### [WHAT IS BEING ASKED]
In the records below, pick out all lines containing the word "image".

### [RECORDS SUPPLIED]
— begin —

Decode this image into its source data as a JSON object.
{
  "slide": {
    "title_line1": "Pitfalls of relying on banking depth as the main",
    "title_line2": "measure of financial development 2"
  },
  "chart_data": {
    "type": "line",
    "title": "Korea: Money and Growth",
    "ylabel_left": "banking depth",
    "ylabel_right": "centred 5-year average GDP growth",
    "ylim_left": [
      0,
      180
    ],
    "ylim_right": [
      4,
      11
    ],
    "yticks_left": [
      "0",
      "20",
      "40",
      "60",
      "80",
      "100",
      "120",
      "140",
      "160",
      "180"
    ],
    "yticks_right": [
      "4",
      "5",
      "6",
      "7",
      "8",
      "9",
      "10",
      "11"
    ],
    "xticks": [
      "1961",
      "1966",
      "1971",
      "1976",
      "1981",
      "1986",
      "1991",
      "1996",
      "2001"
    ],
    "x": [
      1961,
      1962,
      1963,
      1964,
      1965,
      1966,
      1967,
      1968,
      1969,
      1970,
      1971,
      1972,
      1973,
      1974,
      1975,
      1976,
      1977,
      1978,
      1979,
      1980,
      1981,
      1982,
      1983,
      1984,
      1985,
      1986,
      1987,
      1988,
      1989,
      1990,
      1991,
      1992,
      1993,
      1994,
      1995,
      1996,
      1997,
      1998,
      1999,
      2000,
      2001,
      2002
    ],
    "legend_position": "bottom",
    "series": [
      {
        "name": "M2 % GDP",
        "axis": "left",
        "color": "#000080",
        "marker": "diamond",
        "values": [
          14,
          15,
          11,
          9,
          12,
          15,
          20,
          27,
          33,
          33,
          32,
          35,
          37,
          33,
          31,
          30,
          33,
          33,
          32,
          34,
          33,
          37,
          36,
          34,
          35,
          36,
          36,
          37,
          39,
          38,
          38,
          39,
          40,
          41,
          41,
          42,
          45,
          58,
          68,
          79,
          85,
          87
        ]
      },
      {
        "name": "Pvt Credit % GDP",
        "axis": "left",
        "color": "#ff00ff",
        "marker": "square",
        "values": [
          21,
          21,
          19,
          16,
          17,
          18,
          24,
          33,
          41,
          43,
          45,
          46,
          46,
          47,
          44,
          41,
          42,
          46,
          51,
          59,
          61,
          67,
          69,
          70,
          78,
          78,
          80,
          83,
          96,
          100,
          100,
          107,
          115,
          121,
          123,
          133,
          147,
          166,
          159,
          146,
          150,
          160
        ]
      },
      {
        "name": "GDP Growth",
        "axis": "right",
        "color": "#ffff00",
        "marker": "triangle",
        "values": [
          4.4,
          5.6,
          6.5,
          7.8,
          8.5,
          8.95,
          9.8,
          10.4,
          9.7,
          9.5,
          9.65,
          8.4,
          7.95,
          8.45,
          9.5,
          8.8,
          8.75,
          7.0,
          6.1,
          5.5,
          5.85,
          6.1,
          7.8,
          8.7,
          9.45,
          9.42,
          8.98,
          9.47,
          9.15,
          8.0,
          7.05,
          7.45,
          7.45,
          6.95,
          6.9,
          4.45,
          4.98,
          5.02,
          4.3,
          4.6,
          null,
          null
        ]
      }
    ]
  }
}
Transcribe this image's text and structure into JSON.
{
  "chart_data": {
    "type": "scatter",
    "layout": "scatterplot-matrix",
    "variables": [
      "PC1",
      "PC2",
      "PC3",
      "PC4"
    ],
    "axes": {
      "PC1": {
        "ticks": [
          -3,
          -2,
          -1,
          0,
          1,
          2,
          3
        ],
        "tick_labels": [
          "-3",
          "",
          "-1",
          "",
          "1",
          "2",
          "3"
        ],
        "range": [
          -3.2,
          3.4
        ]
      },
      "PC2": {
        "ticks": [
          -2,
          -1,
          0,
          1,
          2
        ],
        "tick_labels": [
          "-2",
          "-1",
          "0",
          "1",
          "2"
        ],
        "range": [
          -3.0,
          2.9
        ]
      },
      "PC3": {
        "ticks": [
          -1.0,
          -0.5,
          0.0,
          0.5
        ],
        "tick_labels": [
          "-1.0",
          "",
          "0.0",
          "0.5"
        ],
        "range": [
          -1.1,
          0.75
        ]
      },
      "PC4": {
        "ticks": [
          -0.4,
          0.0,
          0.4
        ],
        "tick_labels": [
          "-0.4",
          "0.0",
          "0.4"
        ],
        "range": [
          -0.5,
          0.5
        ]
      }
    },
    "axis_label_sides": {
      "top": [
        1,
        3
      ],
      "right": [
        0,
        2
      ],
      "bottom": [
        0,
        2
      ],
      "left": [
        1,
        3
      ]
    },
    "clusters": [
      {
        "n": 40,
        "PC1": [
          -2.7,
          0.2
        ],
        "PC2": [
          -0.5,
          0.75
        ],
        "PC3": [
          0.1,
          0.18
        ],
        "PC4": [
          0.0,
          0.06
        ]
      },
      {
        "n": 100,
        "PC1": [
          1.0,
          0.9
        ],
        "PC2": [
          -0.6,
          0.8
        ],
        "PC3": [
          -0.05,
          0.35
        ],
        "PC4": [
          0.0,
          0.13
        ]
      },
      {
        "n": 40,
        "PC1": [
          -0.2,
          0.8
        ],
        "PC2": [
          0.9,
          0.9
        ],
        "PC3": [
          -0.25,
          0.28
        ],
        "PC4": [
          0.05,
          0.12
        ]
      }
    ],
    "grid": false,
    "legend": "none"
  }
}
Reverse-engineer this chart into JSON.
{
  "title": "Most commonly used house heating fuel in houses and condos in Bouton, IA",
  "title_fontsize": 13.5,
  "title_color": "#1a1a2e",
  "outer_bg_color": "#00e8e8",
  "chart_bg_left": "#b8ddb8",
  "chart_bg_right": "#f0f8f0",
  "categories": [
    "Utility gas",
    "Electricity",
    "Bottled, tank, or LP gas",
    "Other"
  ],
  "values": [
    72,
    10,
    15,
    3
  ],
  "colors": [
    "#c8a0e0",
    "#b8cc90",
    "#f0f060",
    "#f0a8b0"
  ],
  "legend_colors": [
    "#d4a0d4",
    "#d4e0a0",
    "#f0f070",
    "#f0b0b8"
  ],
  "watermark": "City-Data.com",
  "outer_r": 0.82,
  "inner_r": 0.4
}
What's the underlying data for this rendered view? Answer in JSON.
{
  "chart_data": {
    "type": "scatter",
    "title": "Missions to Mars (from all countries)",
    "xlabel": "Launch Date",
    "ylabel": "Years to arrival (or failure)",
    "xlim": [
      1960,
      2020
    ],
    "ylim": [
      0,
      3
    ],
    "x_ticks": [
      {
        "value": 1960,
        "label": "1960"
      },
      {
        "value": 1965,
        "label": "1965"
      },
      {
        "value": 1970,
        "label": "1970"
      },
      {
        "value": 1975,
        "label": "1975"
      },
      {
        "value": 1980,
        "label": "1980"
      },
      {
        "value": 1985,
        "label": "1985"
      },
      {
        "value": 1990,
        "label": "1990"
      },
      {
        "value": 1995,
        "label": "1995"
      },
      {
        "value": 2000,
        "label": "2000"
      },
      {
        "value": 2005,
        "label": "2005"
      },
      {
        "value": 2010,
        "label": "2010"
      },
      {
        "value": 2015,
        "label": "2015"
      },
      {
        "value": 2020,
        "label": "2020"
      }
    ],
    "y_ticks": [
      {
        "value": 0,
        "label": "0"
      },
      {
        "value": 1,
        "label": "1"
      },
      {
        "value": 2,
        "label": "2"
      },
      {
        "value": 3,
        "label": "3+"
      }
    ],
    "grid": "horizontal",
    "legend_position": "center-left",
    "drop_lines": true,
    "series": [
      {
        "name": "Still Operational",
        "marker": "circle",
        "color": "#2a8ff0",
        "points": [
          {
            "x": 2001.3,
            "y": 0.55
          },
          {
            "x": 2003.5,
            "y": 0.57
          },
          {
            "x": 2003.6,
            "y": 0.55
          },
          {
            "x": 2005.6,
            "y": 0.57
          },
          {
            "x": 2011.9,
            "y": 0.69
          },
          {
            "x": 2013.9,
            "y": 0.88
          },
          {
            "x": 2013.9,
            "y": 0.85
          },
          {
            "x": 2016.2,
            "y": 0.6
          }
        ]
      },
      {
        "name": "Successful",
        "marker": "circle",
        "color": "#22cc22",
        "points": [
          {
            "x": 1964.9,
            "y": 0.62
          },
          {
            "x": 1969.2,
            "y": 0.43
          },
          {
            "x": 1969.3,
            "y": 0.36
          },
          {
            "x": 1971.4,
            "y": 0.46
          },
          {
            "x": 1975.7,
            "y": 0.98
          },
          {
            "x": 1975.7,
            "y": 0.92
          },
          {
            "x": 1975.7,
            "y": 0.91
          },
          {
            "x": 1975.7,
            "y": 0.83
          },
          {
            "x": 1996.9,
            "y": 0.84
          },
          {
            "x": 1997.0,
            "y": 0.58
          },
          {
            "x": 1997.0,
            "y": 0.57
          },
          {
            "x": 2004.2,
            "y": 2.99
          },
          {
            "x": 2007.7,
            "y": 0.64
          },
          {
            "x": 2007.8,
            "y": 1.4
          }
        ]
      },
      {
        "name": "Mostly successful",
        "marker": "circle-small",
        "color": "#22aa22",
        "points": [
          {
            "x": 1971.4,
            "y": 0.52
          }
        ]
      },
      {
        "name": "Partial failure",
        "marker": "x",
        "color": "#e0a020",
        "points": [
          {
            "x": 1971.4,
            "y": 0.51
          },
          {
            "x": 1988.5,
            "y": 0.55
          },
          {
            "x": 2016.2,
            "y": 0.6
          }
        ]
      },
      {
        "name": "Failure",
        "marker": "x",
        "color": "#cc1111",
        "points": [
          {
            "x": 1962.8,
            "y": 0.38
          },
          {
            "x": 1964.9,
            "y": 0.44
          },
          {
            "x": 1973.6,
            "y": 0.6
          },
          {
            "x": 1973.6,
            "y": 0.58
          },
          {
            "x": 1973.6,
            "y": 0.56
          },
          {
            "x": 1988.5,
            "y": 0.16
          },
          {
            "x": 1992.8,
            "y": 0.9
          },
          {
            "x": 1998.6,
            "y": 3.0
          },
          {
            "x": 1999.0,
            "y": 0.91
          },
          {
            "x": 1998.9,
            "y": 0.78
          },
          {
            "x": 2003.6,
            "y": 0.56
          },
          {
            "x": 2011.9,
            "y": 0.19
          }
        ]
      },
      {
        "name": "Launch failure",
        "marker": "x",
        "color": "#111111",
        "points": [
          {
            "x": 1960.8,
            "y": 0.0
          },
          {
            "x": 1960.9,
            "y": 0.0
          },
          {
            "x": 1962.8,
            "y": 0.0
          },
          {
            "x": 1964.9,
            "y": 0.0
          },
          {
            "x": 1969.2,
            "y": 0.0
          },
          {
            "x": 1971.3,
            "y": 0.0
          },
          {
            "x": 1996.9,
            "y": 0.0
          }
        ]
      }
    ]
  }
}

— end —

### [EXPECTED OUTPUT]
Decode this image into its source data as a JSON object.
Transcribe this image's text and structure into JSON.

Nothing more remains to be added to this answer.